▸ PROBLEM STATEMENT
Repeat the lines below exactly as they appear, but leave out the images.

Stored dataset items:
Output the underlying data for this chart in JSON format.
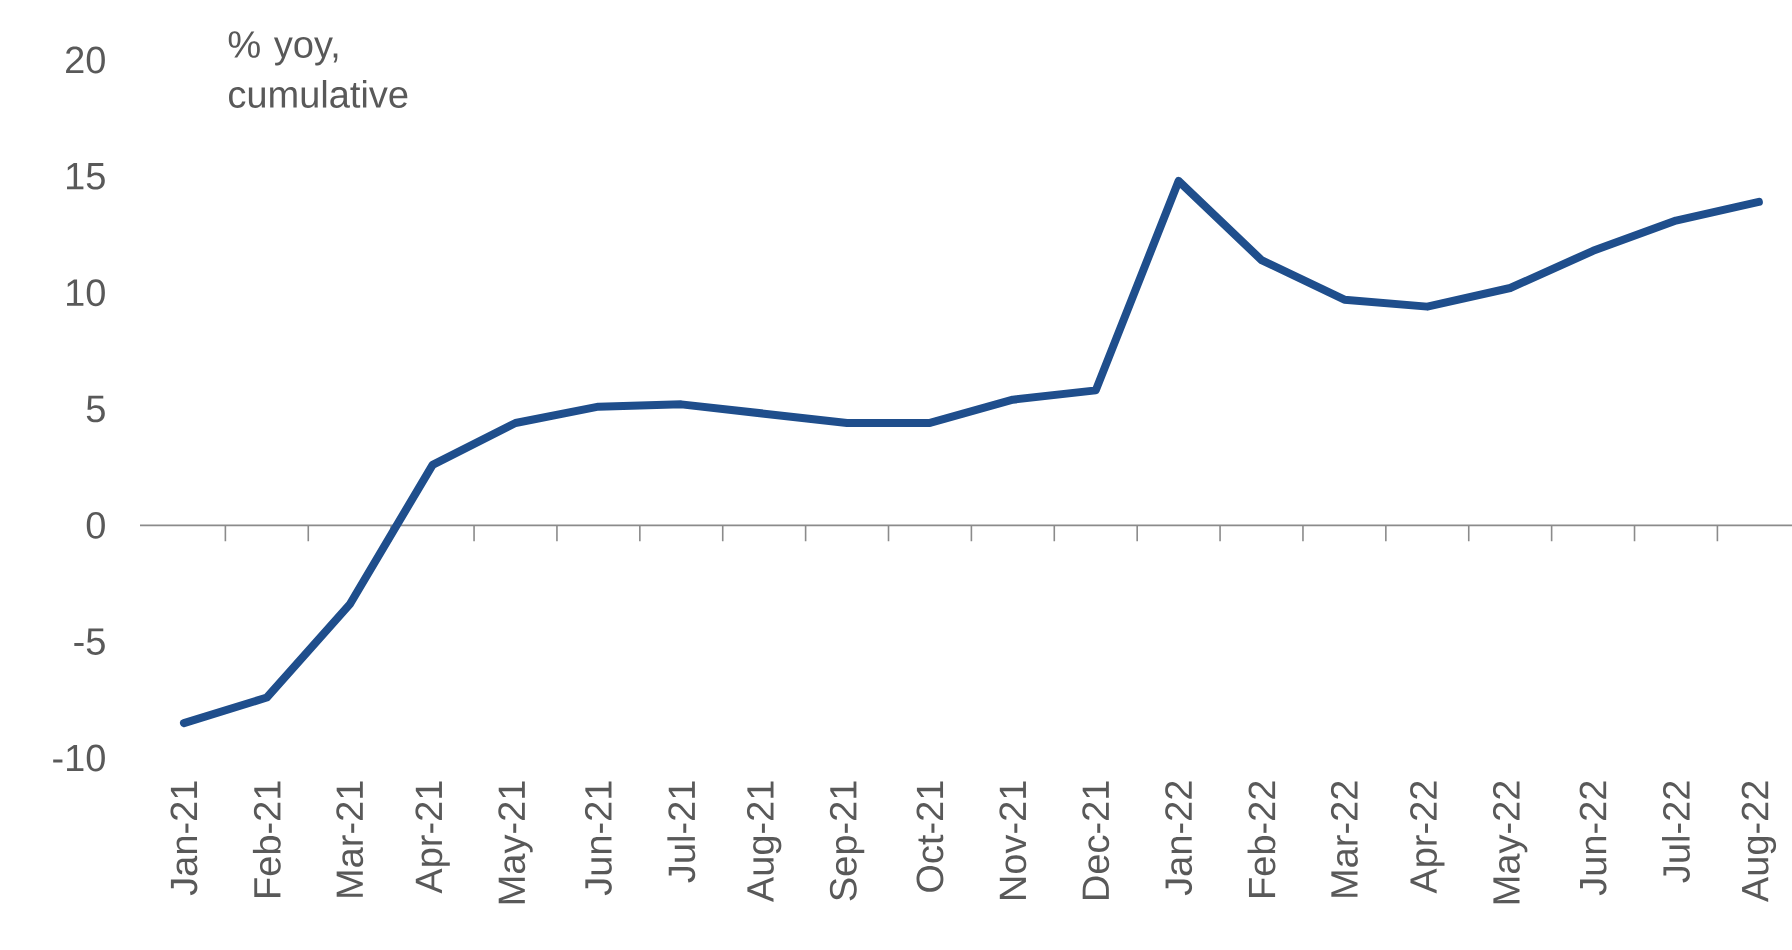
{
  "chart_data": {
    "type": "line",
    "ylabel": "% yoy, cumulative",
    "categories": [
      "Jan-21",
      "Feb-21",
      "Mar-21",
      "Apr-21",
      "May-21",
      "Jun-21",
      "Jul-21",
      "Aug-21",
      "Sep-21",
      "Oct-21",
      "Nov-21",
      "Dec-21",
      "Jan-22",
      "Feb-22",
      "Mar-22",
      "Apr-22",
      "May-22",
      "Jun-22",
      "Jul-22",
      "Aug-22"
    ],
    "series": [
      {
        "color": "#1f4e8c",
        "values": [
          -8.5,
          -7.4,
          -3.4,
          2.6,
          4.4,
          5.1,
          5.2,
          4.8,
          4.4,
          4.4,
          5.4,
          5.8,
          14.8,
          11.4,
          9.7,
          9.4,
          10.2,
          11.8,
          13.1,
          13.9
        ]
      }
    ],
    "ylim": [
      -10,
      20
    ],
    "yticks": [
      -10,
      -5,
      0,
      5,
      10,
      15,
      20
    ],
    "marker": "none",
    "line_style": "solid"
  }
}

▸ COMPLETE ANSWER
Output the underlying data for this chart in JSON format.
{
  "chart_data": {
    "type": "line",
    "ylabel": "% yoy, cumulative",
    "categories": [
      "Jan-21",
      "Feb-21",
      "Mar-21",
      "Apr-21",
      "May-21",
      "Jun-21",
      "Jul-21",
      "Aug-21",
      "Sep-21",
      "Oct-21",
      "Nov-21",
      "Dec-21",
      "Jan-22",
      "Feb-22",
      "Mar-22",
      "Apr-22",
      "May-22",
      "Jun-22",
      "Jul-22",
      "Aug-22"
    ],
    "series": [
      {
        "color": "#1f4e8c",
        "values": [
          -8.5,
          -7.4,
          -3.4,
          2.6,
          4.4,
          5.1,
          5.2,
          4.8,
          4.4,
          4.4,
          5.4,
          5.8,
          14.8,
          11.4,
          9.7,
          9.4,
          10.2,
          11.8,
          13.1,
          13.9
        ]
      }
    ],
    "ylim": [
      -10,
      20
    ],
    "yticks": [
      -10,
      -5,
      0,
      5,
      10,
      15,
      20
    ],
    "marker": "none",
    "line_style": "solid"
  }
}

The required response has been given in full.